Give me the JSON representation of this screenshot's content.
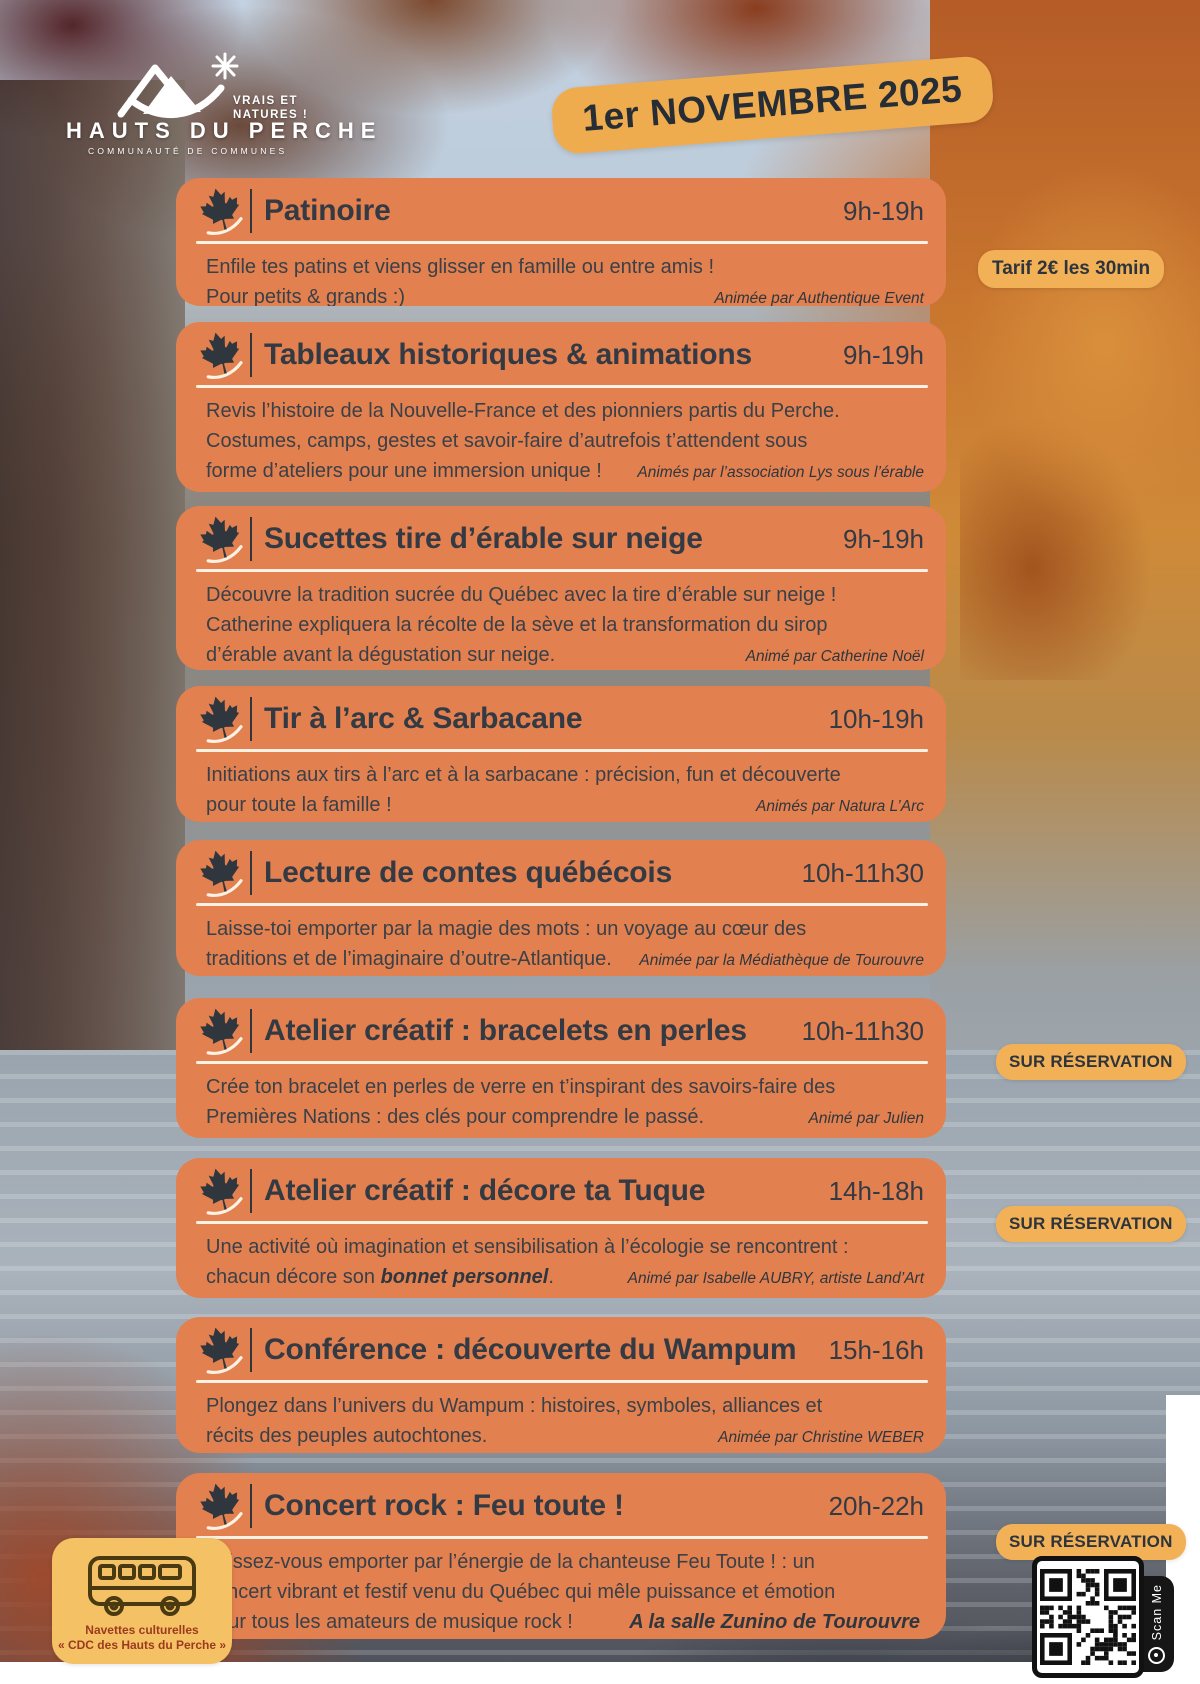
{
  "header": {
    "logo_name": "HAUTS DU PERCHE",
    "logo_sub": "COMMUNAUTÉ DE COMMUNES",
    "logo_tagline": "VRAIS ET\nNATURES !",
    "date": "1er NOVEMBRE 2025"
  },
  "labels": {
    "reservation": "SUR RÉSERVATION",
    "tarif": "Tarif 2€ les 30min",
    "scan": "Scan Me"
  },
  "shuttle": {
    "line1": "Navettes culturelles",
    "line2": "« CDC des Hauts du Perche »"
  },
  "colors": {
    "card_orange": "#E2804F",
    "badge_yellow": "#F2B157",
    "ink": "#333A43",
    "separator": "#FBF2E4"
  },
  "events": [
    {
      "title": "Patinoire",
      "time": "9h-19h",
      "lines": [
        "Enfile tes patins et viens glisser en famille ou entre amis !",
        "Pour petits & grands :)"
      ],
      "host": "Animée par Authentique Event"
    },
    {
      "title": "Tableaux historiques & animations",
      "time": "9h-19h",
      "lines": [
        "Revis l’histoire de la Nouvelle-France et des pionniers partis du Perche.",
        "Costumes, camps, gestes et savoir-faire d’autrefois t’attendent sous",
        "forme d’ateliers pour une immersion unique !"
      ],
      "host": "Animés par l’association Lys sous l’érable"
    },
    {
      "title": "Sucettes tire d’érable sur neige",
      "time": "9h-19h",
      "lines": [
        "Découvre la tradition sucrée du Québec avec la tire d’érable sur neige !",
        "Catherine expliquera la récolte de la sève et la transformation du sirop",
        "d’érable avant la dégustation sur neige."
      ],
      "host": "Animé par Catherine Noël"
    },
    {
      "title": "Tir à l’arc & Sarbacane",
      "time": "10h-19h",
      "lines": [
        "Initiations aux tirs à l’arc et à la sarbacane : précision, fun et découverte",
        "pour toute la famille !"
      ],
      "host": "Animés par Natura L’Arc"
    },
    {
      "title": "Lecture de contes québécois",
      "time": "10h-11h30",
      "lines": [
        "Laisse-toi emporter par la magie des mots : un voyage au cœur des",
        "traditions et de l’imaginaire d’outre-Atlantique."
      ],
      "host": "Animée par la Médiathèque de Tourouvre"
    },
    {
      "title": "Atelier créatif : bracelets en perles",
      "time": "10h-11h30",
      "lines": [
        "Crée ton bracelet en perles de verre en t’inspirant des savoirs-faire des",
        "Premières Nations : des clés pour comprendre le passé."
      ],
      "host": "Animé par Julien",
      "reservation": true
    },
    {
      "title": "Atelier créatif : décore ta Tuque",
      "time": "14h-18h",
      "lines": [
        "Une activité où imagination et sensibilisation à l’écologie se rencontrent :"
      ],
      "line2_prefix": "chacun décore son ",
      "line2_bold": "bonnet personnel",
      "line2_suffix": ".",
      "host": "Animé par Isabelle AUBRY, artiste Land’Art",
      "reservation": true
    },
    {
      "title": "Conférence : découverte du Wampum",
      "time": "15h-16h",
      "lines": [
        "Plongez dans l’univers du Wampum : histoires, symboles, alliances et",
        "récits des peuples autochtones."
      ],
      "host": "Animée par Christine WEBER"
    },
    {
      "title": "Concert rock : Feu toute !",
      "time": "20h-22h",
      "lines": [
        "Laissez-vous emporter par l’énergie de la chanteuse Feu Toute ! : un",
        "concert vibrant et festif venu du Québec qui mêle puissance et émotion",
        "pour tous les amateurs de musique rock !"
      ],
      "venue": "A la salle Zunino de Tourouvre",
      "reservation": true
    }
  ]
}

● ● ● ● ●

:: What to produce ::
Determine how many lines include the string "Wampum". Give no answer but the number.

:: Exercise solution ::
2